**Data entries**
########################################

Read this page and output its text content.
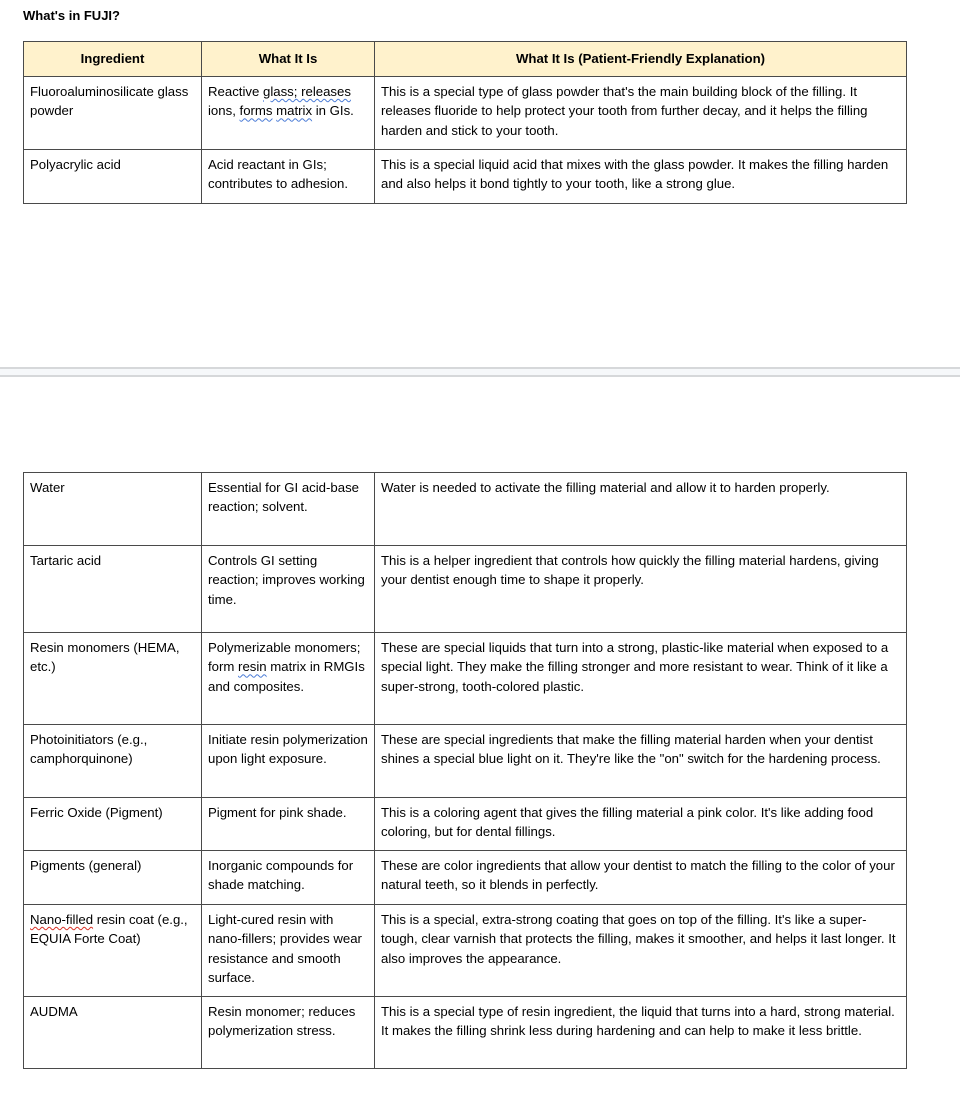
What's in FUJI?
Ingredient	What It Is	What It Is (Patient-Friendly Explanation)
Fluoroaluminosilicate glass powder	Reactive glass; releases ions, forms matrix in GIs.	This is a special type of glass powder that's the main building block of the filling. It releases fluoride to help protect your tooth from further decay, and it helps the filling harden and stick to your tooth.
Polyacrylic acid	Acid reactant in GIs; contributes to adhesion.	This is a special liquid acid that mixes with the glass powder. It makes the filling harden and also helps it bond tightly to your tooth, like a strong glue.
Water	Essential for GI acid-base reaction; solvent.	Water is needed to activate the filling material and allow it to harden properly.
Tartaric acid	Controls GI setting reaction; improves working time.	This is a helper ingredient that controls how quickly the filling material hardens, giving your dentist enough time to shape it properly.
Resin monomers (HEMA, etc.)	Polymerizable monomers; form resin matrix in RMGIs and composites.	These are special liquids that turn into a strong, plastic-like material when exposed to a special light. They make the filling stronger and more resistant to wear. Think of it like a super-strong, tooth-colored plastic.
Photoinitiators (e.g., camphorquinone)	Initiate resin polymerization upon light exposure.	These are special ingredients that make the filling material harden when your dentist shines a special blue light on it. They're like the "on" switch for the hardening process.
Ferric Oxide (Pigment)	Pigment for pink shade.	This is a coloring agent that gives the filling material a pink color. It's like adding food coloring, but for dental fillings.
Pigments (general)	Inorganic compounds for shade matching.	These are color ingredients that allow your dentist to match the filling to the color of your natural teeth, so it blends in perfectly.
Nano-filled resin coat (e.g., EQUIA Forte Coat)	Light-cured resin with nano-fillers; provides wear resistance and smooth surface.	This is a special, extra-strong coating that goes on top of the filling. It's like a super-tough, clear varnish that protects the filling, makes it smoother, and helps it last longer. It also improves the appearance.
AUDMA	Resin monomer; reduces polymerization stress.	This is a special type of resin ingredient, the liquid that turns into a hard, strong material. It makes the filling shrink less during hardening and can help to make it less brittle.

########################################

Tally the lines of the data that contain the string "What" and report the total alone.

2